### Supplied records ###

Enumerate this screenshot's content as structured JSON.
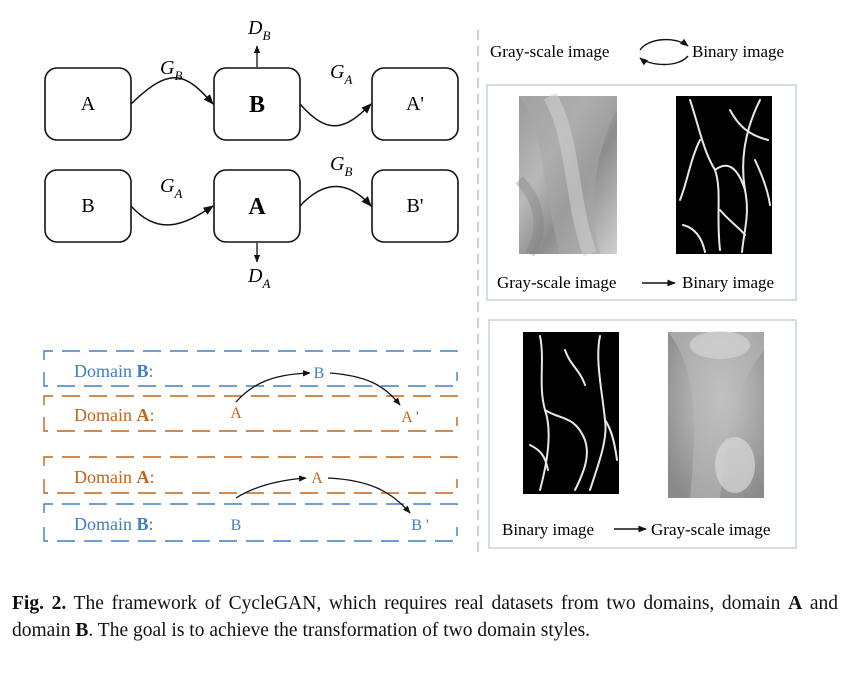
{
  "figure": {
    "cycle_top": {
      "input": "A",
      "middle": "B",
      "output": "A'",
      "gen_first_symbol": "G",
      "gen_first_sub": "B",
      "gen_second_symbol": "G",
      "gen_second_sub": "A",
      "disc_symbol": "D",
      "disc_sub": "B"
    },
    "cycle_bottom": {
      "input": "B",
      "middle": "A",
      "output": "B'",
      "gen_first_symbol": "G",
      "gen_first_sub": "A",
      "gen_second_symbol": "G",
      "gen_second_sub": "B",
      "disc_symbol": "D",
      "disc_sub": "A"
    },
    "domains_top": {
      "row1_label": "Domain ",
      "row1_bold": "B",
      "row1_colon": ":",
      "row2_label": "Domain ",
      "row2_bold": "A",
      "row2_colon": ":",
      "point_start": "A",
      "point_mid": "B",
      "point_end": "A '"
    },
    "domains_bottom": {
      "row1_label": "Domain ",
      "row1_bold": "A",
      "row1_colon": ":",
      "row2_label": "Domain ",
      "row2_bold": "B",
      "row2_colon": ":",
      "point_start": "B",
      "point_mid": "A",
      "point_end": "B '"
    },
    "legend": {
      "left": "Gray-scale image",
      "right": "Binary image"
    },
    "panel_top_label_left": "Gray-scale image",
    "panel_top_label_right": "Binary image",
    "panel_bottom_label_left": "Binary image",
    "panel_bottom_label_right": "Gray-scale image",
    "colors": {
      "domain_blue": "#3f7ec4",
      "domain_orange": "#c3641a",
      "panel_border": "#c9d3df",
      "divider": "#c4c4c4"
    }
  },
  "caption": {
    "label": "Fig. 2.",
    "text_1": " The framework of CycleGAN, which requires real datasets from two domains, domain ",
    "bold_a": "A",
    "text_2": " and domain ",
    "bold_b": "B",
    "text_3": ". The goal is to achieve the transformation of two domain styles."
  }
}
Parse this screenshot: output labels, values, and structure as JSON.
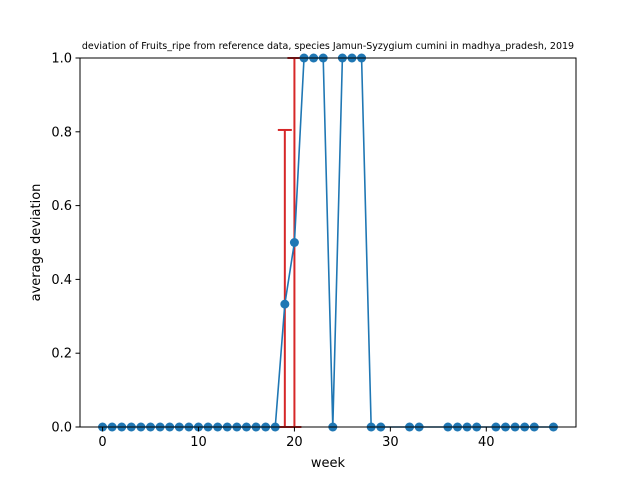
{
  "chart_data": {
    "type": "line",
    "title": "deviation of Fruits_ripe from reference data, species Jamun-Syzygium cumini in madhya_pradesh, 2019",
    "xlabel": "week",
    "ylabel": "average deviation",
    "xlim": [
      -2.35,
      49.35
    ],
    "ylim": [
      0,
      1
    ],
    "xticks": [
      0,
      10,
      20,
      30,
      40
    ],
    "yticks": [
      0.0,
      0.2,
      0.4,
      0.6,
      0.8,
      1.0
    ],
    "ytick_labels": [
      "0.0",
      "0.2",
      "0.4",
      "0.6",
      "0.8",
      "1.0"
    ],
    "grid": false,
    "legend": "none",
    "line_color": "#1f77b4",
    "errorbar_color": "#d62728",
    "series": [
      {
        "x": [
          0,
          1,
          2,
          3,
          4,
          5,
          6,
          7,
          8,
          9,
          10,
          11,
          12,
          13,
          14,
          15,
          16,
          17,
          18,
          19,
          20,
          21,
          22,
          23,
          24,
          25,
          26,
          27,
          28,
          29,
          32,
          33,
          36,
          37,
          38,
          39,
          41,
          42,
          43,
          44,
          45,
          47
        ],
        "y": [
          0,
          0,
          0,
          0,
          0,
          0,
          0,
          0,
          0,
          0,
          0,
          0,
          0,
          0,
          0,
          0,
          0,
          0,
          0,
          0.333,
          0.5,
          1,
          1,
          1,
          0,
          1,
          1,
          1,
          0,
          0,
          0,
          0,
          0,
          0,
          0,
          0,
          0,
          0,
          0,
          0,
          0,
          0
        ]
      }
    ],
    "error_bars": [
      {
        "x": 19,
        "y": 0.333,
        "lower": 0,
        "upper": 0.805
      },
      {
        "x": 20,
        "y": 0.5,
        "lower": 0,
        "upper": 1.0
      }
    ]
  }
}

###

**Given request**.
Pictures are not part of the copy; reproduce everything else in the records exactly.

**Result of this exercise**.
Enumerate this screenshot's content as structured JSON.
{
  "figure": {
    "cycle_top": {
      "input": "A",
      "middle": "B",
      "output": "A'",
      "gen_first_symbol": "G",
      "gen_first_sub": "B",
      "gen_second_symbol": "G",
      "gen_second_sub": "A",
      "disc_symbol": "D",
      "disc_sub": "B"
    },
    "cycle_bottom": {
      "input": "B",
      "middle": "A",
      "output": "B'",
      "gen_first_symbol": "G",
      "gen_first_sub": "A",
      "gen_second_symbol": "G",
      "gen_second_sub": "B",
      "disc_symbol": "D",
      "disc_sub": "A"
    },
    "domains_top": {
      "row1_label": "Domain ",
      "row1_bold": "B",
      "row1_colon": ":",
      "row2_label": "Domain ",
      "row2_bold": "A",
      "row2_colon": ":",
      "point_start": "A",
      "point_mid": "B",
      "point_end": "A '"
    },
    "domains_bottom": {
      "row1_label": "Domain ",
      "row1_bold": "A",
      "row1_colon": ":",
      "row2_label": "Domain ",
      "row2_bold": "B",
      "row2_colon": ":",
      "point_start": "B",
      "point_mid": "A",
      "point_end": "B '"
    },
    "legend": {
      "left": "Gray-scale image",
      "right": "Binary image"
    },
    "panel_top_label_left": "Gray-scale image",
    "panel_top_label_right": "Binary image",
    "panel_bottom_label_left": "Binary image",
    "panel_bottom_label_right": "Gray-scale image",
    "colors": {
      "domain_blue": "#3f7ec4",
      "domain_orange": "#c3641a",
      "panel_border": "#c9d3df",
      "divider": "#c4c4c4"
    }
  },
  "caption": {
    "label": "Fig. 2.",
    "text_1": " The framework of CycleGAN, which requires real datasets from two domains, domain ",
    "bold_a": "A",
    "text_2": " and domain ",
    "bold_b": "B",
    "text_3": ". The goal is to achieve the transformation of two domain styles."
  }
}
Parse this screenshot: output labels, values, and structure as JSON.
{
  "chart_data": {
    "type": "line",
    "title": "deviation of Fruits_ripe from reference data, species Jamun-Syzygium cumini in madhya_pradesh, 2019",
    "xlabel": "week",
    "ylabel": "average deviation",
    "xlim": [
      -2.35,
      49.35
    ],
    "ylim": [
      0,
      1
    ],
    "xticks": [
      0,
      10,
      20,
      30,
      40
    ],
    "yticks": [
      0.0,
      0.2,
      0.4,
      0.6,
      0.8,
      1.0
    ],
    "ytick_labels": [
      "0.0",
      "0.2",
      "0.4",
      "0.6",
      "0.8",
      "1.0"
    ],
    "grid": false,
    "legend": "none",
    "line_color": "#1f77b4",
    "errorbar_color": "#d62728",
    "series": [
      {
        "x": [
          0,
          1,
          2,
          3,
          4,
          5,
          6,
          7,
          8,
          9,
          10,
          11,
          12,
          13,
          14,
          15,
          16,
          17,
          18,
          19,
          20,
          21,
          22,
          23,
          24,
          25,
          26,
          27,
          28,
          29,
          32,
          33,
          36,
          37,
          38,
          39,
          41,
          42,
          43,
          44,
          45,
          47
        ],
        "y": [
          0,
          0,
          0,
          0,
          0,
          0,
          0,
          0,
          0,
          0,
          0,
          0,
          0,
          0,
          0,
          0,
          0,
          0,
          0,
          0.333,
          0.5,
          1,
          1,
          1,
          0,
          1,
          1,
          1,
          0,
          0,
          0,
          0,
          0,
          0,
          0,
          0,
          0,
          0,
          0,
          0,
          0,
          0
        ]
      }
    ],
    "error_bars": [
      {
        "x": 19,
        "y": 0.333,
        "lower": 0,
        "upper": 0.805
      },
      {
        "x": 20,
        "y": 0.5,
        "lower": 0,
        "upper": 1.0
      }
    ]
  }
}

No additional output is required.